Set task: Copy each line below in which the word "name" occurs.

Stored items
++++++

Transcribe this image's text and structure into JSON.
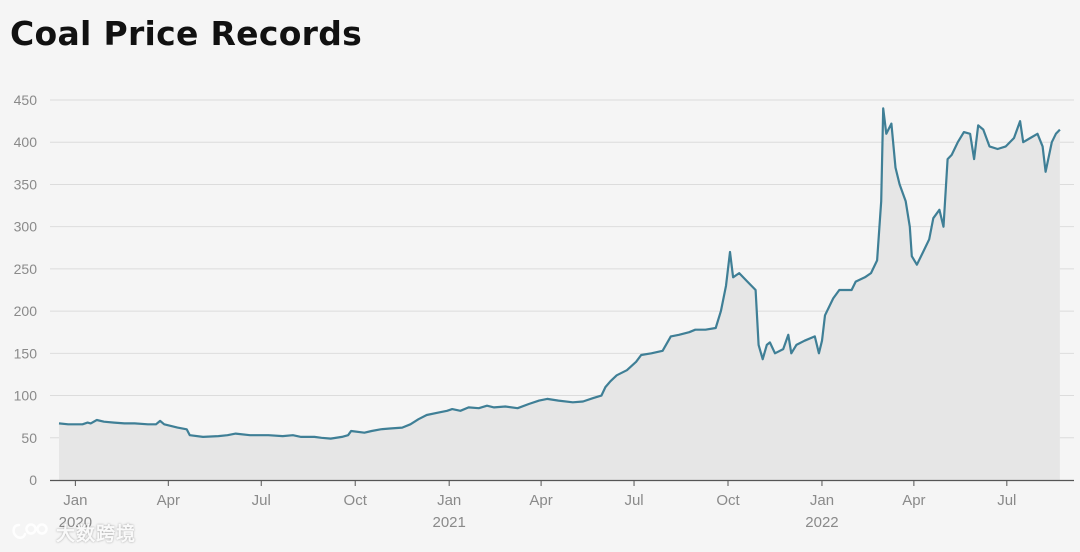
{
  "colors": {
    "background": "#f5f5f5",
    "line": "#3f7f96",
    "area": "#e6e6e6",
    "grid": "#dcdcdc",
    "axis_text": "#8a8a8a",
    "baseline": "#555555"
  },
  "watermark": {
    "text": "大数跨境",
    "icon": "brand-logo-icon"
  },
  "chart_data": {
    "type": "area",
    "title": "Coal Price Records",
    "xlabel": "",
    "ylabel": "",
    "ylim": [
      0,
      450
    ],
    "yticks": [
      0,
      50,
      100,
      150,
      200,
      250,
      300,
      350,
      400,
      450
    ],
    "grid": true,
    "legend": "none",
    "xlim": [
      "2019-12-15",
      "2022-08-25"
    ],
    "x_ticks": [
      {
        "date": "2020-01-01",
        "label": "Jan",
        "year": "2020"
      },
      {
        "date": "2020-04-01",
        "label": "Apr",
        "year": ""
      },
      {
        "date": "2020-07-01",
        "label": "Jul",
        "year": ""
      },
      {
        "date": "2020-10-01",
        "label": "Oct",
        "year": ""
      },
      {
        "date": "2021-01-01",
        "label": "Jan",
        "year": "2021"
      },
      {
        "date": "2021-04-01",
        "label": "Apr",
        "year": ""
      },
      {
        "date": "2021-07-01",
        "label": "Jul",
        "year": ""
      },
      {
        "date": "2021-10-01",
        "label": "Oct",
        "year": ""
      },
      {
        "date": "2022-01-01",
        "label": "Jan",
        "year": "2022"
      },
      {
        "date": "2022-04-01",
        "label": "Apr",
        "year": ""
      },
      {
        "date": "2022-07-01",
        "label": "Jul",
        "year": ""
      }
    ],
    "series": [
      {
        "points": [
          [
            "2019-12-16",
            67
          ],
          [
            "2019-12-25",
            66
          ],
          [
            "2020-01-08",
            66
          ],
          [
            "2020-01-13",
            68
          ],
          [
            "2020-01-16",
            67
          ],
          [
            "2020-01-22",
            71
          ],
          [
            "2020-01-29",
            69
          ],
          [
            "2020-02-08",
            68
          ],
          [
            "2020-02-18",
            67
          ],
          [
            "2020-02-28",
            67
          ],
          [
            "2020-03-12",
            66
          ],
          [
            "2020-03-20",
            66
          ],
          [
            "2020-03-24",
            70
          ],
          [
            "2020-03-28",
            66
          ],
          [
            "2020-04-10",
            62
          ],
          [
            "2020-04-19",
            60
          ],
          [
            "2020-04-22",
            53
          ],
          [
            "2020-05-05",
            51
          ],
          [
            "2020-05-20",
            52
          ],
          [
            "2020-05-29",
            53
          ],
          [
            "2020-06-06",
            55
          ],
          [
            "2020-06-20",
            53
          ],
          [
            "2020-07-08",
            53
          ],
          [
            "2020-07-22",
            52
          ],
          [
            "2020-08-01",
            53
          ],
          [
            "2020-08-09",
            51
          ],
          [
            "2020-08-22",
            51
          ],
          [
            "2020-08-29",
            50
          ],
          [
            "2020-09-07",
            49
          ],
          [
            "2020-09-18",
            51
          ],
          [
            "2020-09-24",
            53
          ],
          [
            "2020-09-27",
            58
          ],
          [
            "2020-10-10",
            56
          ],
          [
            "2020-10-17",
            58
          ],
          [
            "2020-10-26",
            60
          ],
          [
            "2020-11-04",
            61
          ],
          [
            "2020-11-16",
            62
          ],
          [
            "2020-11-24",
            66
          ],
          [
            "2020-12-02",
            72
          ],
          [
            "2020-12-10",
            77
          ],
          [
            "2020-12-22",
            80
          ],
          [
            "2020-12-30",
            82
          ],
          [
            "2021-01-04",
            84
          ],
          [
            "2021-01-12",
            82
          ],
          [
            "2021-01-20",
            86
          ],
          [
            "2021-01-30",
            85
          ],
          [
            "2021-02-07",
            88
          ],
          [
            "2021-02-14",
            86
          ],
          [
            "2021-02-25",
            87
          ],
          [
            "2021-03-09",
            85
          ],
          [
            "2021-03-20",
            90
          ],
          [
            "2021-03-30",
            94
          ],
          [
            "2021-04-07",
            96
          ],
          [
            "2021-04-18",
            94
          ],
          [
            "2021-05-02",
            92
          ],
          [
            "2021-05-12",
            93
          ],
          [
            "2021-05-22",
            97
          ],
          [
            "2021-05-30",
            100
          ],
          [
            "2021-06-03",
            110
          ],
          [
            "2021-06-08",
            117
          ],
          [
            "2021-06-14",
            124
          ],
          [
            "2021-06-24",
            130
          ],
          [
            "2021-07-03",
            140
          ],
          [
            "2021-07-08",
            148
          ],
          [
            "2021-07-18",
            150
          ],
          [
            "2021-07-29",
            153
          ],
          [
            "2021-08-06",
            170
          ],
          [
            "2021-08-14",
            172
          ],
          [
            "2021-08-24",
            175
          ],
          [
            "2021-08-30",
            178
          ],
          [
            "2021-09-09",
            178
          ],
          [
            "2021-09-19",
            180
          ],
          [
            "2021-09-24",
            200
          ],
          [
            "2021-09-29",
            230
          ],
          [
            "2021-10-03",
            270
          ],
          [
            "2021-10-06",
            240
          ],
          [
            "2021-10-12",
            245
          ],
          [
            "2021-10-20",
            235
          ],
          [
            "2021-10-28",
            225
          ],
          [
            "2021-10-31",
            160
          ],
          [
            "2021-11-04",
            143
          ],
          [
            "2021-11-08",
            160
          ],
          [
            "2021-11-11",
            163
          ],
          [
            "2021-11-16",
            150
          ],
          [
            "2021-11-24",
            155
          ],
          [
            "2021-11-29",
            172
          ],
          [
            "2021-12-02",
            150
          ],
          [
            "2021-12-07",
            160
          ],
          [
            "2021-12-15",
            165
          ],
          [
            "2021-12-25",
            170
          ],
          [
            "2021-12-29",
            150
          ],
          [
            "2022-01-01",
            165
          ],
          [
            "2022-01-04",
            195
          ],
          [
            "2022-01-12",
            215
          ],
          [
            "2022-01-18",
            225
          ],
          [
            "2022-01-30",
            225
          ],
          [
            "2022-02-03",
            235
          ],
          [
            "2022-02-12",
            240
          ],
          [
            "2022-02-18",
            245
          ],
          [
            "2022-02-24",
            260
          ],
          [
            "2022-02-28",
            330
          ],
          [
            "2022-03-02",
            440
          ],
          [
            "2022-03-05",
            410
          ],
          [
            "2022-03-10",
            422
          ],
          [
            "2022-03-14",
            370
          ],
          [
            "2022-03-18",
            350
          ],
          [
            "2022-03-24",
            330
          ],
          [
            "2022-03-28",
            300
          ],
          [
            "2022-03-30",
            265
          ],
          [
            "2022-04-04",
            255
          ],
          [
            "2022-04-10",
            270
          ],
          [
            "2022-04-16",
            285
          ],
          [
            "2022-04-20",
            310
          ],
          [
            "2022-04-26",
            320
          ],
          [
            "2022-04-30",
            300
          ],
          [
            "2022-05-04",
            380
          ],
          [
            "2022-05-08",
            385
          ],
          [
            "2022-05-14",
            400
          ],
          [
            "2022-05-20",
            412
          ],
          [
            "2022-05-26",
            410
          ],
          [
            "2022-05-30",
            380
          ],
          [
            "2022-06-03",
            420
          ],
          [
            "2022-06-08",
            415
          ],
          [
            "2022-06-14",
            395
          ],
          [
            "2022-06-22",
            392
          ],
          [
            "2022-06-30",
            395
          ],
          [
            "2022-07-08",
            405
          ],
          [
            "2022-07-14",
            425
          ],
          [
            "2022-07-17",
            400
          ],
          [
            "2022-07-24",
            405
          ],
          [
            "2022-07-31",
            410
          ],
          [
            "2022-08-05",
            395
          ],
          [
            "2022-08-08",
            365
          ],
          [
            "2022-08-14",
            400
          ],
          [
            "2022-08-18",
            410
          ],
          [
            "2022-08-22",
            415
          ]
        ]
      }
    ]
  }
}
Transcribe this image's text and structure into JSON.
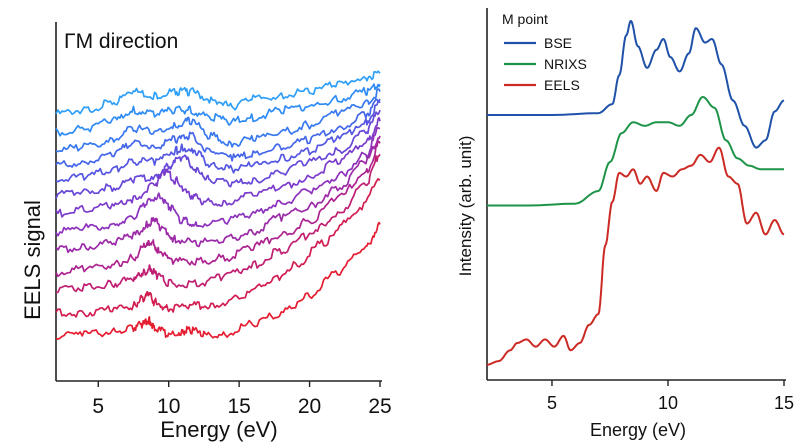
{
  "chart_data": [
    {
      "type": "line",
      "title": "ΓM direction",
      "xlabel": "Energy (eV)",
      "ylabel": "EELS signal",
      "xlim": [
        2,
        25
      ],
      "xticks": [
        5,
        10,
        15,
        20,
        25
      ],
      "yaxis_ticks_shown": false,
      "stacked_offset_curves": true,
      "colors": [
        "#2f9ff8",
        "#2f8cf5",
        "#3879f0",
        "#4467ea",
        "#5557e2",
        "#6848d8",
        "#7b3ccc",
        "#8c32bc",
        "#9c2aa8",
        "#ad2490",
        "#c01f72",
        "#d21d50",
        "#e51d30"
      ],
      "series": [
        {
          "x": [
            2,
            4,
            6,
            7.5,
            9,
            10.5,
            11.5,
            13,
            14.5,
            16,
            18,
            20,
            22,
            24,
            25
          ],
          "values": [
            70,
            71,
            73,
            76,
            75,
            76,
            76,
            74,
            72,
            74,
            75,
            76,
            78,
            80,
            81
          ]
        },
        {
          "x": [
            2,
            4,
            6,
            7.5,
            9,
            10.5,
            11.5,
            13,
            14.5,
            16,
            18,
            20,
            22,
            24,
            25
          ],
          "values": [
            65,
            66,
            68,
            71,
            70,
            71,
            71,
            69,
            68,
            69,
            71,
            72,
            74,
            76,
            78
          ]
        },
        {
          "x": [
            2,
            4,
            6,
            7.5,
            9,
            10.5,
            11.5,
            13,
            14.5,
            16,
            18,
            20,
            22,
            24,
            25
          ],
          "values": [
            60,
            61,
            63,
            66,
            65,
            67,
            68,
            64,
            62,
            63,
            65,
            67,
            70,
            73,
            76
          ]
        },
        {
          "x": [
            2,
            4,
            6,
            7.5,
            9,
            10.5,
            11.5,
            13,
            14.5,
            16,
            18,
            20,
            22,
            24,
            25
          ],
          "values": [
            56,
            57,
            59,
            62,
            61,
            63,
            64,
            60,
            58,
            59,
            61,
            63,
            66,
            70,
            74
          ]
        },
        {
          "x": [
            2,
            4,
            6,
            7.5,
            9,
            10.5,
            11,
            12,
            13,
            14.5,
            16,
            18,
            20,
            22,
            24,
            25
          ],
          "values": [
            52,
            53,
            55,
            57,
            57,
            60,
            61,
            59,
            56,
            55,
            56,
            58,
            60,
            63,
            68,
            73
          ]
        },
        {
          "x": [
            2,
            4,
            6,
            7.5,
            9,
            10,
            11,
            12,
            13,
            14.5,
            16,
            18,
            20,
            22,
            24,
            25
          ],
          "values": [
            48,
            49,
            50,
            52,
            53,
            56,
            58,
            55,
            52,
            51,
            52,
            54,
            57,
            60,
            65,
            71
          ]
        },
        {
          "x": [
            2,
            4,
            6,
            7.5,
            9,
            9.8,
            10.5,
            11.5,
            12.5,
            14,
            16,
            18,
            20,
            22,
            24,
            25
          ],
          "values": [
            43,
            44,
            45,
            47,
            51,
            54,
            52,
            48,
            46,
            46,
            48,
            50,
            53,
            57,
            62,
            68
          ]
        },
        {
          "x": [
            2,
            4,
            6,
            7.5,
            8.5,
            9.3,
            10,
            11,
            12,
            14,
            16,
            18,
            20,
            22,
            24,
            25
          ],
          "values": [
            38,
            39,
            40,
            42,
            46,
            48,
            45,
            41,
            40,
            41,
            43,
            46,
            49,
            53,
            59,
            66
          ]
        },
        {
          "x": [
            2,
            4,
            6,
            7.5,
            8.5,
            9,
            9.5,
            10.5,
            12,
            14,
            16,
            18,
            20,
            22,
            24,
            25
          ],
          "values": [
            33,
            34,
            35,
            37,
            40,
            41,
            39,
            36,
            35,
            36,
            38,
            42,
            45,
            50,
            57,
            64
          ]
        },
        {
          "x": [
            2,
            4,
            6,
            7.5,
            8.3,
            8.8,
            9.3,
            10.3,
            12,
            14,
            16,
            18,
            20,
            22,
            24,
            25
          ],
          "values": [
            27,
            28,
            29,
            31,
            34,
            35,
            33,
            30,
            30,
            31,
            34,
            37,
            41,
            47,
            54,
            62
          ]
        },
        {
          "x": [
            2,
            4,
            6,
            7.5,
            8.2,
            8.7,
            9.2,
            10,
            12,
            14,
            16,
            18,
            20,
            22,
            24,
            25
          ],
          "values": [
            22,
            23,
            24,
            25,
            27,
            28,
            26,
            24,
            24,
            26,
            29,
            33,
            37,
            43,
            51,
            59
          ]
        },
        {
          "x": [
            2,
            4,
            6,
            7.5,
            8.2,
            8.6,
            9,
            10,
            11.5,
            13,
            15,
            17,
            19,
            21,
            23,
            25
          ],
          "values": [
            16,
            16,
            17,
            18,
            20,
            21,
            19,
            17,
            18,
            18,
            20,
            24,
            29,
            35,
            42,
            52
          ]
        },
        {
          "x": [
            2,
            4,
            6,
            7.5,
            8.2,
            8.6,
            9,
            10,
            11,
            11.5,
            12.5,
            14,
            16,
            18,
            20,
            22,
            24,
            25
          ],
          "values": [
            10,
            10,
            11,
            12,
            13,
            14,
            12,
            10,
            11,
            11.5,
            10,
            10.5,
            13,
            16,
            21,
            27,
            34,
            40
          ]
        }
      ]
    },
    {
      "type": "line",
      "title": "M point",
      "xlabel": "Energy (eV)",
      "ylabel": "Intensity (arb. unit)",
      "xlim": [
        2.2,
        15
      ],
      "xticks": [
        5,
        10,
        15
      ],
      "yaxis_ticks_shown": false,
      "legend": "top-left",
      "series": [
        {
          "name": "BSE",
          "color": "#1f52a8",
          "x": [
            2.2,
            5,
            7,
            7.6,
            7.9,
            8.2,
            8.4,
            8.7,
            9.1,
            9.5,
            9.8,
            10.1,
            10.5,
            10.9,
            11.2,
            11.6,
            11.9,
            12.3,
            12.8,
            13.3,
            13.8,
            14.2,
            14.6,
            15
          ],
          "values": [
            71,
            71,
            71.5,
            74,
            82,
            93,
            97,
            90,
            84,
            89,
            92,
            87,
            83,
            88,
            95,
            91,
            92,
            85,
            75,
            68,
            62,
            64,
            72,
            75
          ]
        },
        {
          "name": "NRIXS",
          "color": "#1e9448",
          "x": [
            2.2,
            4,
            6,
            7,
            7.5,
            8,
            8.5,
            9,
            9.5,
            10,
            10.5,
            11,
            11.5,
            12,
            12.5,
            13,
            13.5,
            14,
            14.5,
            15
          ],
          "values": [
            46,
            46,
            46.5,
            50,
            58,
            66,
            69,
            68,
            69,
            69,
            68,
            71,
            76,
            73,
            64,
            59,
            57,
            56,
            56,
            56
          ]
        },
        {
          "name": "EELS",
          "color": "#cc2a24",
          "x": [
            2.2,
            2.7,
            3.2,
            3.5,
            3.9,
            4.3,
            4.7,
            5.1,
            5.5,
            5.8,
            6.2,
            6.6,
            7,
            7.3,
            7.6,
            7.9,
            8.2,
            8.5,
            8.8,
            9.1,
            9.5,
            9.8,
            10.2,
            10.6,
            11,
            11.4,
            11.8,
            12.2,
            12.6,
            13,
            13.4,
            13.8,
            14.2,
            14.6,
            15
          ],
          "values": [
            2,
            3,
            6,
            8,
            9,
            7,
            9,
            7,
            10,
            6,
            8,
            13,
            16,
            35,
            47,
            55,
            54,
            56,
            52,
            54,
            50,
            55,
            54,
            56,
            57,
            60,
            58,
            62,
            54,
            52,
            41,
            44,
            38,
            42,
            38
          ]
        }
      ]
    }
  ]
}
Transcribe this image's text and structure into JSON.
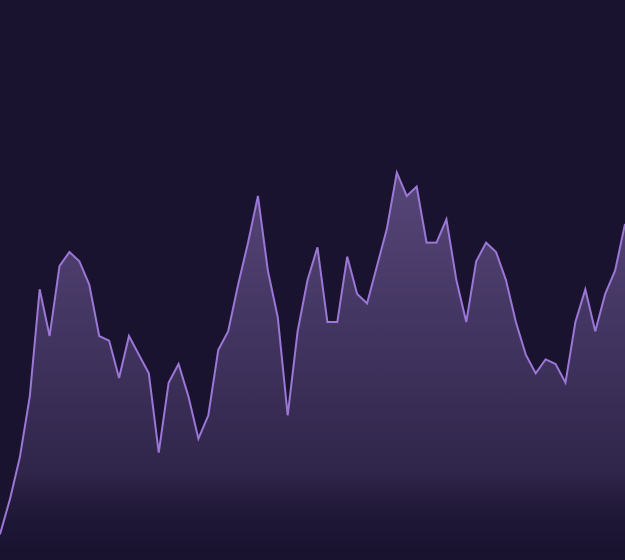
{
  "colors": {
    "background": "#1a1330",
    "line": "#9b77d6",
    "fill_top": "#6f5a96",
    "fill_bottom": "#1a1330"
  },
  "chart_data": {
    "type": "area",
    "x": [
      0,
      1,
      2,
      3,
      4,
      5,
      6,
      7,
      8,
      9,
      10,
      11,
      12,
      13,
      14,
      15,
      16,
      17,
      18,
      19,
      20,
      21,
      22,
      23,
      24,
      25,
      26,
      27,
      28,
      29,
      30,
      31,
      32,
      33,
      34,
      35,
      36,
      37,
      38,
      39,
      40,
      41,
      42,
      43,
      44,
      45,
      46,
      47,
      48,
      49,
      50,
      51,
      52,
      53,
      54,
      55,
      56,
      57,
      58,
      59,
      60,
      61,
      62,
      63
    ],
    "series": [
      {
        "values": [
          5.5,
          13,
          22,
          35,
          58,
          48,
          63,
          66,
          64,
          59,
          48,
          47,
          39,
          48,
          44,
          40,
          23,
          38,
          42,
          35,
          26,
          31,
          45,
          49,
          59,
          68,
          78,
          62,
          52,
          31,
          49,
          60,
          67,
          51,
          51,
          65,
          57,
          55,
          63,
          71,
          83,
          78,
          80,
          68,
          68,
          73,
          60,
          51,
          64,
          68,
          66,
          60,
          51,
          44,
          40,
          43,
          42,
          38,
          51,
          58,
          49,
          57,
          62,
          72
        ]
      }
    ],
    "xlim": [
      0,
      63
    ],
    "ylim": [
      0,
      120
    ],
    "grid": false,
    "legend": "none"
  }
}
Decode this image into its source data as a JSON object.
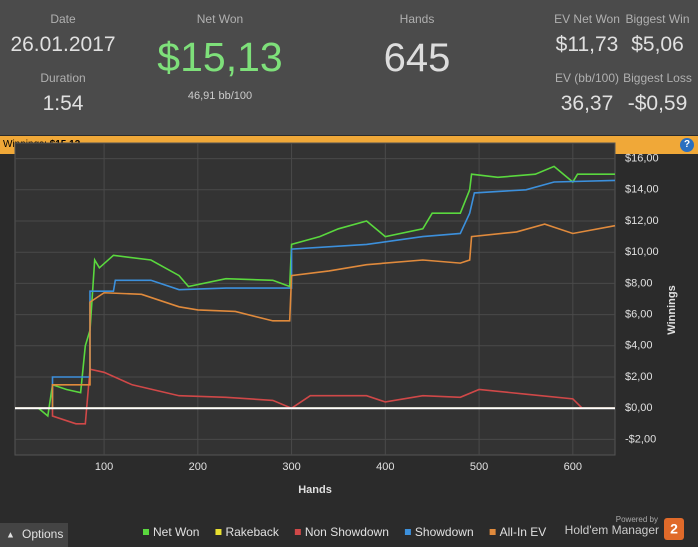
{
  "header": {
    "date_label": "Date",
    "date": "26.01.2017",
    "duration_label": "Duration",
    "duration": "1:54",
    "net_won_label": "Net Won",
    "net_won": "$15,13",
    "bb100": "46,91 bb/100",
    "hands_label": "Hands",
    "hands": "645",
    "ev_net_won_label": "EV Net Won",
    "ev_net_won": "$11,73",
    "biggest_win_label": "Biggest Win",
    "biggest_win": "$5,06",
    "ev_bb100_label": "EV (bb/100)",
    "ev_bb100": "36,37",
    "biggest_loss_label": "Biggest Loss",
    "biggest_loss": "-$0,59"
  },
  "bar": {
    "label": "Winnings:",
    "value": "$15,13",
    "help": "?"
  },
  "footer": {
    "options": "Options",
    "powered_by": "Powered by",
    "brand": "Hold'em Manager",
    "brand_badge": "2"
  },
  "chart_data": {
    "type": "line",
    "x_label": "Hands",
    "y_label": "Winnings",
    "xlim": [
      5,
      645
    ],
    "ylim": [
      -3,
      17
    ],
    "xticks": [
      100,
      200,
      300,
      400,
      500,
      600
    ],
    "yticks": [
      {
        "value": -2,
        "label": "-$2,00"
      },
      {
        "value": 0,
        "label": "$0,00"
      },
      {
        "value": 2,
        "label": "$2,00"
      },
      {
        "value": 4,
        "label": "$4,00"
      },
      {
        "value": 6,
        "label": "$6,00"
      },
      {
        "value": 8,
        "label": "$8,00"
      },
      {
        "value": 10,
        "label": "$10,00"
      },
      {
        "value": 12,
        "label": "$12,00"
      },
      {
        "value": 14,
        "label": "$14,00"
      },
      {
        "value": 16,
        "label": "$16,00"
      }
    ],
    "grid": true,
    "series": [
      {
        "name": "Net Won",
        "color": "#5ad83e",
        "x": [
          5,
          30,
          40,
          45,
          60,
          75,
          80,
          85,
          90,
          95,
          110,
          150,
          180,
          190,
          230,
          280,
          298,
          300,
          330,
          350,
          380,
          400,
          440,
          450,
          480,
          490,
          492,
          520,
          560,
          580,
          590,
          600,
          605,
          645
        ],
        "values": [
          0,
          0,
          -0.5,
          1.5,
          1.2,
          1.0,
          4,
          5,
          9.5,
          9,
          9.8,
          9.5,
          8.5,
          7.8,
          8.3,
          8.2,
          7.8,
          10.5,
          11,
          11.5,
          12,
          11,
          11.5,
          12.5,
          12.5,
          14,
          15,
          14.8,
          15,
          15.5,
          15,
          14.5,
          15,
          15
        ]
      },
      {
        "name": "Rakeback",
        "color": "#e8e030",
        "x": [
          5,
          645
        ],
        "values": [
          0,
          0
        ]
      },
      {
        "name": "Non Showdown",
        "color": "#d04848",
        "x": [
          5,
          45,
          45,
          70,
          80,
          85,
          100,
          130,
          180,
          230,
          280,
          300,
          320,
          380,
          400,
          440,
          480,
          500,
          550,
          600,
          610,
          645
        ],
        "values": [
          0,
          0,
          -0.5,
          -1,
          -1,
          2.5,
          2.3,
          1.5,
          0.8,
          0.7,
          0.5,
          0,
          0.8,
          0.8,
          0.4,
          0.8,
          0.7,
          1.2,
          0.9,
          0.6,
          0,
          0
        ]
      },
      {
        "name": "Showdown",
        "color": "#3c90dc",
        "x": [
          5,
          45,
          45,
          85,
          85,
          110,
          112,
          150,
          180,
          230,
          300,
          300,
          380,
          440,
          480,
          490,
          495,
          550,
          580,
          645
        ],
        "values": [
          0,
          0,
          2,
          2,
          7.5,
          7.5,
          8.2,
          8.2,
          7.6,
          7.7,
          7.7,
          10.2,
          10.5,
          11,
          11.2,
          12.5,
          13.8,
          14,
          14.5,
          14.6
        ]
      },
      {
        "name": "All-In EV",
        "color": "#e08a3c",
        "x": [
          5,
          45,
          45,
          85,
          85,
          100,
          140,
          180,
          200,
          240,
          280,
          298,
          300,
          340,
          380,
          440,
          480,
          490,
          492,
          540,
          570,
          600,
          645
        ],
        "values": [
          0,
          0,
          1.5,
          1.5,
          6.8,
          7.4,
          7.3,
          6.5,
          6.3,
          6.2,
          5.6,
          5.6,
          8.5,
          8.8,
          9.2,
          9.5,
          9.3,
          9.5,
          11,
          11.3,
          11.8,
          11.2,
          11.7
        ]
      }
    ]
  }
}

++++++

Answer to the problem:
          "name": "BSE",
          "name": "NRIXS",
          "name": "EELS",
        "name": "Net Won",
        "name": "Rakeback",
        "name": "Non Showdown",
        "name": "Showdown",
        "name": "All-In EV",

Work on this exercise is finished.